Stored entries
++++++++

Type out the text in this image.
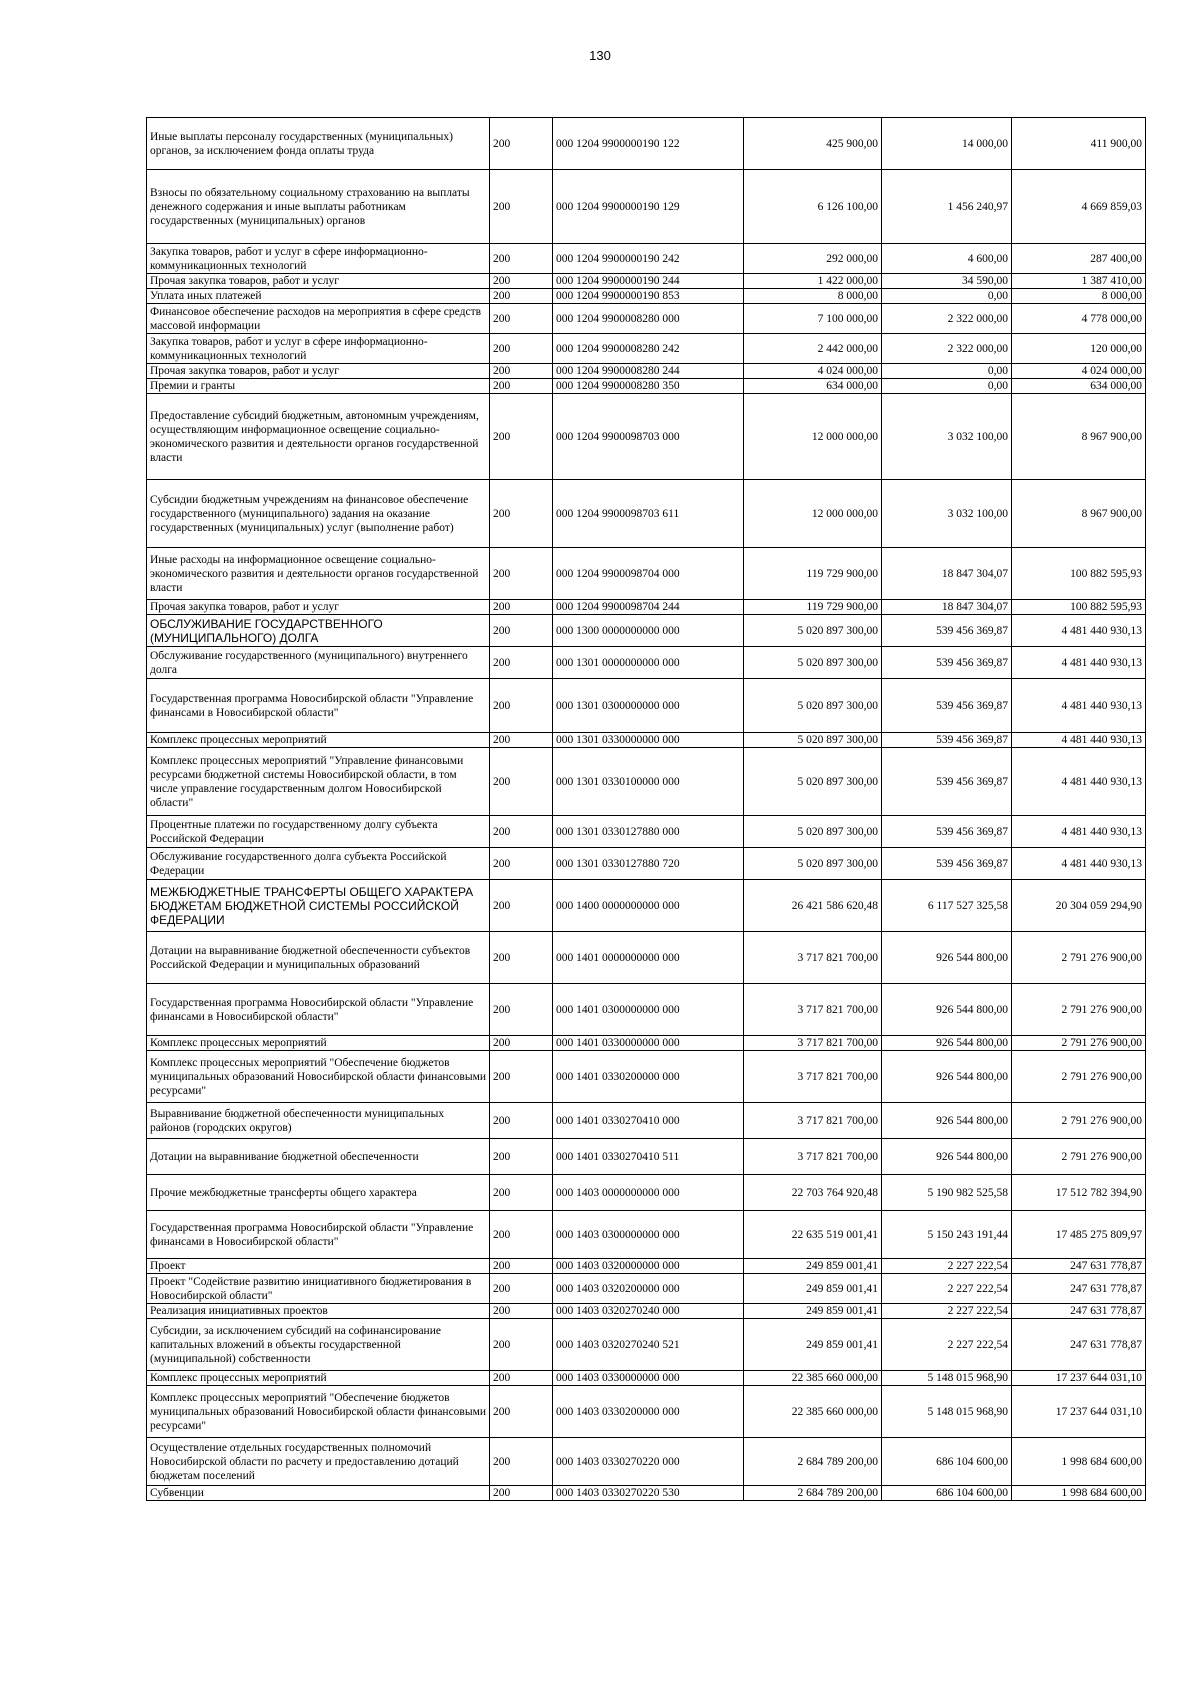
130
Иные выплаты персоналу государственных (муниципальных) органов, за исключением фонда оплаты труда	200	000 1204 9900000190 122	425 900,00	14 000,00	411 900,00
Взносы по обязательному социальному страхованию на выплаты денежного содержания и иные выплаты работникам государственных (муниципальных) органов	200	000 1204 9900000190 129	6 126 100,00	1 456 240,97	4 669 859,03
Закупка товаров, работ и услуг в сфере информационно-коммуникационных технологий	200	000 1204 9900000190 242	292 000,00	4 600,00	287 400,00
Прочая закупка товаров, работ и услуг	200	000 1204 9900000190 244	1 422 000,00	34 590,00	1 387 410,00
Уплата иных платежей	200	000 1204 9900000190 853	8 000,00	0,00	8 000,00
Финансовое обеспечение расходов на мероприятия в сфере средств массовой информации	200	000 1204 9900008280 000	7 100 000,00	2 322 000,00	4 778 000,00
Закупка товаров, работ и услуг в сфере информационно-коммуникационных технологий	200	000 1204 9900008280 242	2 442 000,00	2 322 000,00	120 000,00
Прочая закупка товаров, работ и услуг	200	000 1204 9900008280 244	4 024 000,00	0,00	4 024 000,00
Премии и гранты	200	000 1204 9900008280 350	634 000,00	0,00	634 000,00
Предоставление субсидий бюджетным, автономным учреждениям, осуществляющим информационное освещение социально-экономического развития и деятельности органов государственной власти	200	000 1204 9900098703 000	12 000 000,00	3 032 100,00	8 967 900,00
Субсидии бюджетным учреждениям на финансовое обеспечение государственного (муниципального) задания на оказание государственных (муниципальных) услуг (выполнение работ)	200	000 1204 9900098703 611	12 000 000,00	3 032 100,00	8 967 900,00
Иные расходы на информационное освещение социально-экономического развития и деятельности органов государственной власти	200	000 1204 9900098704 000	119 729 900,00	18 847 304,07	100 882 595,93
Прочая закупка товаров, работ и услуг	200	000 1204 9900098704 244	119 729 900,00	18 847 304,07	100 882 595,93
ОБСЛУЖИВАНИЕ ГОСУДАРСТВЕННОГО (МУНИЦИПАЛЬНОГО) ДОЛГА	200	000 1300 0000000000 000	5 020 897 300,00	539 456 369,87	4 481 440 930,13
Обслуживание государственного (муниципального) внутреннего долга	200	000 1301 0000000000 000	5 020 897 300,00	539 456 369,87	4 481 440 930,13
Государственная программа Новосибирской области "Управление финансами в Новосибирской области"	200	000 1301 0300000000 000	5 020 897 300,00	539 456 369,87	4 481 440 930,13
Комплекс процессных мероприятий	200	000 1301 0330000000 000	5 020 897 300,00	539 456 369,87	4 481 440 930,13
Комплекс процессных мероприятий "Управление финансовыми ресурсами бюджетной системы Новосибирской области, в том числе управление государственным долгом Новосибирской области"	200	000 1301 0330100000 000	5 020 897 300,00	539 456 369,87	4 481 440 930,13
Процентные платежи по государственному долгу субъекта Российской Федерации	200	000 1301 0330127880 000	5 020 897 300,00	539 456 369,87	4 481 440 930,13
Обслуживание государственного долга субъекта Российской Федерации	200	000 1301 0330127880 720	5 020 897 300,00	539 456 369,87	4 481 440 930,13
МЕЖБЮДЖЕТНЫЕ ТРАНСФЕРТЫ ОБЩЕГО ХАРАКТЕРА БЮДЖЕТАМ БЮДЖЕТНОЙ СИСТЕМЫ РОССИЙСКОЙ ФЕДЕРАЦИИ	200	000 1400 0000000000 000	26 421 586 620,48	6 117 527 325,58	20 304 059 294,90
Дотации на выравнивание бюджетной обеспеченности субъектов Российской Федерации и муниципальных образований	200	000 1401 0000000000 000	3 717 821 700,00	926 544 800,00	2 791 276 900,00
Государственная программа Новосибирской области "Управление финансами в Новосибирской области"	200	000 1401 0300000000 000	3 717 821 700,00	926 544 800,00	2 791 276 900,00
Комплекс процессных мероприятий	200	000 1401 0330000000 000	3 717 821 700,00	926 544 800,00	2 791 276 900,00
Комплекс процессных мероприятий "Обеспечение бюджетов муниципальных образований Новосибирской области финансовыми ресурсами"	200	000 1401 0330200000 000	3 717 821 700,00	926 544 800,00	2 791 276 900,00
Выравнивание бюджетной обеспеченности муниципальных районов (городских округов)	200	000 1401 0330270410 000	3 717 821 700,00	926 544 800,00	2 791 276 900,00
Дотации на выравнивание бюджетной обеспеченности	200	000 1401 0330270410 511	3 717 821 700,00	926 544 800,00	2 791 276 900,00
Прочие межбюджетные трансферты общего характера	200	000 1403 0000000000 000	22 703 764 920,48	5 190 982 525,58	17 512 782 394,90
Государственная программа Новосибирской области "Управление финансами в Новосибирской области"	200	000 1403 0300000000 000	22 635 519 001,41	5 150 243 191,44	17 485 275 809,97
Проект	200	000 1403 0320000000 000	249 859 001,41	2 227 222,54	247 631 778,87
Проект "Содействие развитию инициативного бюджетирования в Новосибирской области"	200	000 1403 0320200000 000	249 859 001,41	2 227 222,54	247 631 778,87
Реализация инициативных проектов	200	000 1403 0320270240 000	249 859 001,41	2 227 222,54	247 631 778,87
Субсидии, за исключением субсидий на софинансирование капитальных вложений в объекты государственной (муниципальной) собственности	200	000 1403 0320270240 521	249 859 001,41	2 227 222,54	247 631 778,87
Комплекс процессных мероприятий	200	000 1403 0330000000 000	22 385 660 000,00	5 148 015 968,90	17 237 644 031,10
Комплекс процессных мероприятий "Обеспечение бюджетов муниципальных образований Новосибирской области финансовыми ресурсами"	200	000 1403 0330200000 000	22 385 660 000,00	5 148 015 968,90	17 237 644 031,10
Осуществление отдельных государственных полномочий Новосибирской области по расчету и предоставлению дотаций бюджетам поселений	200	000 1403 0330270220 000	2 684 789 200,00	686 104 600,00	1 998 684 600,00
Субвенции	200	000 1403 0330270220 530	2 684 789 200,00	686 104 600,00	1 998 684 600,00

++++++++

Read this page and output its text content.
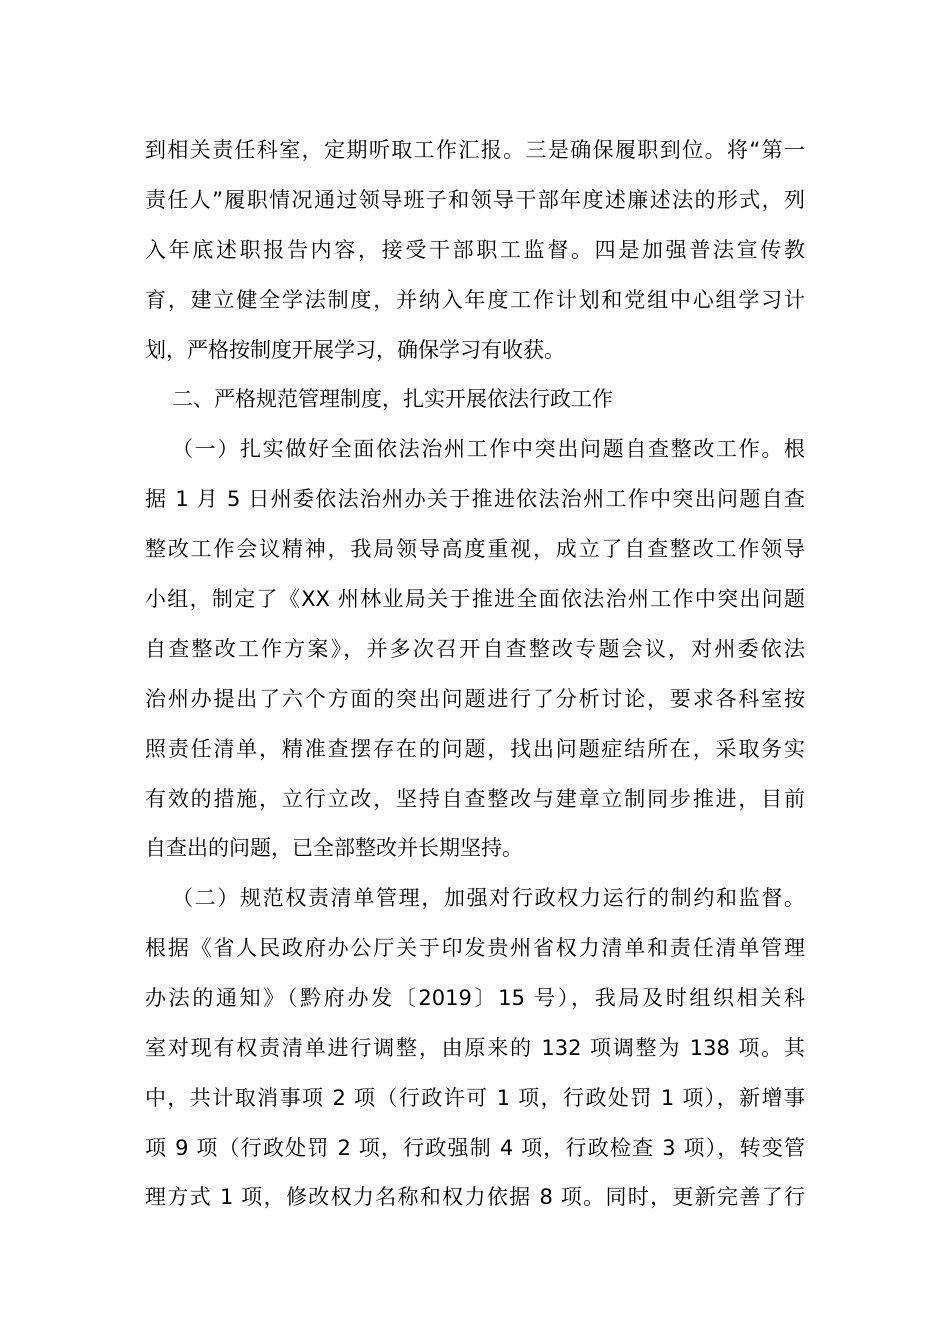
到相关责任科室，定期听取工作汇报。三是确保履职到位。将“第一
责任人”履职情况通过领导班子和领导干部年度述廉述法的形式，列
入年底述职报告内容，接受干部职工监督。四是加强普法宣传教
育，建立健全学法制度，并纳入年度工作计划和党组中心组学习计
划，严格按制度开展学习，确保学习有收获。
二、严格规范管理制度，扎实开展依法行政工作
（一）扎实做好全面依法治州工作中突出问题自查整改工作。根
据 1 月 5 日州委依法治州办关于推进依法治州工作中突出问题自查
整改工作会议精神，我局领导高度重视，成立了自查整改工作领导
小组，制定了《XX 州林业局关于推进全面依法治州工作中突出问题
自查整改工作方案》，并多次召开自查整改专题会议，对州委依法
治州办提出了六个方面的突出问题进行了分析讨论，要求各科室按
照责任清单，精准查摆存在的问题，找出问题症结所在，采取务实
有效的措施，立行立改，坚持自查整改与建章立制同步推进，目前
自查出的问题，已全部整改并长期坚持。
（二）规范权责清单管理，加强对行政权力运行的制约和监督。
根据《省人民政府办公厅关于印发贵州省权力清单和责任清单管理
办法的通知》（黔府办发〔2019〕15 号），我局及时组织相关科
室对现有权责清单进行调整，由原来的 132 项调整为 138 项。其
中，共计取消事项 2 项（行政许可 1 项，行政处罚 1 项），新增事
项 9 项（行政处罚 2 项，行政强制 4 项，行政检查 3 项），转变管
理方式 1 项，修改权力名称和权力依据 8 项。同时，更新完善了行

++++++++

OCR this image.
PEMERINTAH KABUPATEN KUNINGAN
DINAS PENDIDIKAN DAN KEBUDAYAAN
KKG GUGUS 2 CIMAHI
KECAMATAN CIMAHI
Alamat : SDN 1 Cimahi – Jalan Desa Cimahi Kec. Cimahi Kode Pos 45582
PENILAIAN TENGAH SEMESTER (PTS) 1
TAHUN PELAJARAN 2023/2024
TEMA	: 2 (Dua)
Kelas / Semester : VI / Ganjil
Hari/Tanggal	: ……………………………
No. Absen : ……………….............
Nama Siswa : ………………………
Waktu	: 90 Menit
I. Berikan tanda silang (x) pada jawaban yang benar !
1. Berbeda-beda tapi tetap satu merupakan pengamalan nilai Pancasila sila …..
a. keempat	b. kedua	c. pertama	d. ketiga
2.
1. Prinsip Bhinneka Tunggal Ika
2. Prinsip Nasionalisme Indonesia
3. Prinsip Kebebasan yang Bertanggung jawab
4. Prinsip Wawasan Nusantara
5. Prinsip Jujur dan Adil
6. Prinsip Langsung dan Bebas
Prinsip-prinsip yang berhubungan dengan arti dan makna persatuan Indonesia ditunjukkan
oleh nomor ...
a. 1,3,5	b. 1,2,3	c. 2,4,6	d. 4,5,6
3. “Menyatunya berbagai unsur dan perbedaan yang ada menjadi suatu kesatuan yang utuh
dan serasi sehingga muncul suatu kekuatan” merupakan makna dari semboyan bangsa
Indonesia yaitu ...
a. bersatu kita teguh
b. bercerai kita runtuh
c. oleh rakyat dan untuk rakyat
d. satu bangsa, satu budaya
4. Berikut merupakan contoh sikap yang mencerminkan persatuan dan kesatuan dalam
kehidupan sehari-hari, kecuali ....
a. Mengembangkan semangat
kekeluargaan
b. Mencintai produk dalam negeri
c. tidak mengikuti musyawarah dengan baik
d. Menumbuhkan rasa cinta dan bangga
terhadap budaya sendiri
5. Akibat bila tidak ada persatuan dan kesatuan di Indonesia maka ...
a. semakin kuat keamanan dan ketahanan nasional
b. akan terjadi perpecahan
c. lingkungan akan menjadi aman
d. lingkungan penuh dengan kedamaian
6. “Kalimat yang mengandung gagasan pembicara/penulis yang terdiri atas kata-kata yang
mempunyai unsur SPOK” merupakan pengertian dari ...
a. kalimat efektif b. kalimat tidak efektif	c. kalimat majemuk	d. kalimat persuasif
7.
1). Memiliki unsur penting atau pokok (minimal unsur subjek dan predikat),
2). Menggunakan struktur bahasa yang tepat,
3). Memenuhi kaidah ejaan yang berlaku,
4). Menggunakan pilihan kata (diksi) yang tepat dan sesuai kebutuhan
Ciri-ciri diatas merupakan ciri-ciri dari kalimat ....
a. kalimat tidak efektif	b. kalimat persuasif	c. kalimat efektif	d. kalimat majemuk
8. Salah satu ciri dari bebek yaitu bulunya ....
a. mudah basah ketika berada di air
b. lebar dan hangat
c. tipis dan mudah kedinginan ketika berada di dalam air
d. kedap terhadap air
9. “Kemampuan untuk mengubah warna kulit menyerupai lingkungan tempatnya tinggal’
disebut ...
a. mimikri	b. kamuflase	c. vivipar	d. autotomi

++++++++

What is the number of lines above that contain "dari"? Answer with that number only.

- **Output for this exercise**:
4